-- EXERCISE GOAL --
Copy out the entries in full and with complete accuracy; pictures are excluded.

-- DATA EXTRACT --
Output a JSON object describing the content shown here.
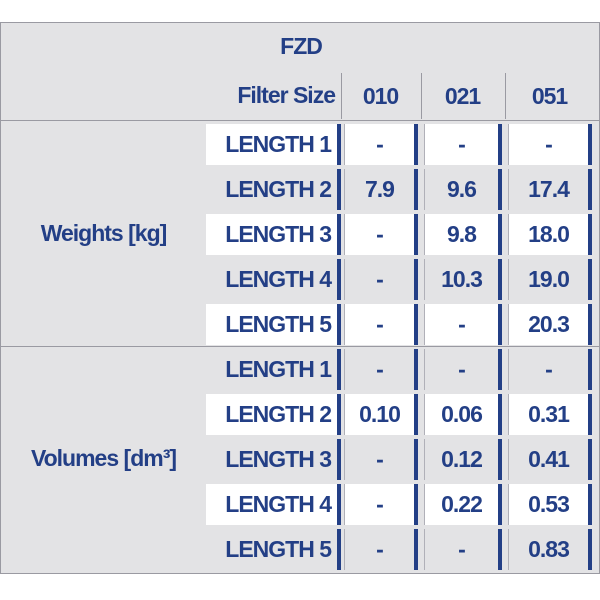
{
  "header": {
    "title": "FZD",
    "filter_size_label": "Filter Size",
    "columns": [
      "010",
      "021",
      "051"
    ]
  },
  "groups": [
    {
      "label": "Weights [kg]",
      "rows": [
        {
          "label": "LENGTH 1",
          "values": [
            "-",
            "-",
            "-"
          ]
        },
        {
          "label": "LENGTH 2",
          "values": [
            "7.9",
            "9.6",
            "17.4"
          ]
        },
        {
          "label": "LENGTH 3",
          "values": [
            "-",
            "9.8",
            "18.0"
          ]
        },
        {
          "label": "LENGTH 4",
          "values": [
            "-",
            "10.3",
            "19.0"
          ]
        },
        {
          "label": "LENGTH 5",
          "values": [
            "-",
            "-",
            "20.3"
          ]
        }
      ]
    },
    {
      "label": "Volumes [dm³]",
      "rows": [
        {
          "label": "LENGTH 1",
          "values": [
            "-",
            "-",
            "-"
          ]
        },
        {
          "label": "LENGTH 2",
          "values": [
            "0.10",
            "0.06",
            "0.31"
          ]
        },
        {
          "label": "LENGTH 3",
          "values": [
            "-",
            "0.12",
            "0.41"
          ]
        },
        {
          "label": "LENGTH 4",
          "values": [
            "-",
            "0.22",
            "0.53"
          ]
        },
        {
          "label": "LENGTH 5",
          "values": [
            "-",
            "-",
            "0.83"
          ]
        }
      ]
    }
  ]
}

-- EXERCISE SOLUTION --
Output a JSON object describing the content shown here.
{
  "header": {
    "title": "FZD",
    "filter_size_label": "Filter Size",
    "columns": [
      "010",
      "021",
      "051"
    ]
  },
  "groups": [
    {
      "label": "Weights [kg]",
      "rows": [
        {
          "label": "LENGTH 1",
          "values": [
            "-",
            "-",
            "-"
          ]
        },
        {
          "label": "LENGTH 2",
          "values": [
            "7.9",
            "9.6",
            "17.4"
          ]
        },
        {
          "label": "LENGTH 3",
          "values": [
            "-",
            "9.8",
            "18.0"
          ]
        },
        {
          "label": "LENGTH 4",
          "values": [
            "-",
            "10.3",
            "19.0"
          ]
        },
        {
          "label": "LENGTH 5",
          "values": [
            "-",
            "-",
            "20.3"
          ]
        }
      ]
    },
    {
      "label": "Volumes [dm³]",
      "rows": [
        {
          "label": "LENGTH 1",
          "values": [
            "-",
            "-",
            "-"
          ]
        },
        {
          "label": "LENGTH 2",
          "values": [
            "0.10",
            "0.06",
            "0.31"
          ]
        },
        {
          "label": "LENGTH 3",
          "values": [
            "-",
            "0.12",
            "0.41"
          ]
        },
        {
          "label": "LENGTH 4",
          "values": [
            "-",
            "0.22",
            "0.53"
          ]
        },
        {
          "label": "LENGTH 5",
          "values": [
            "-",
            "-",
            "0.83"
          ]
        }
      ]
    }
  ]
}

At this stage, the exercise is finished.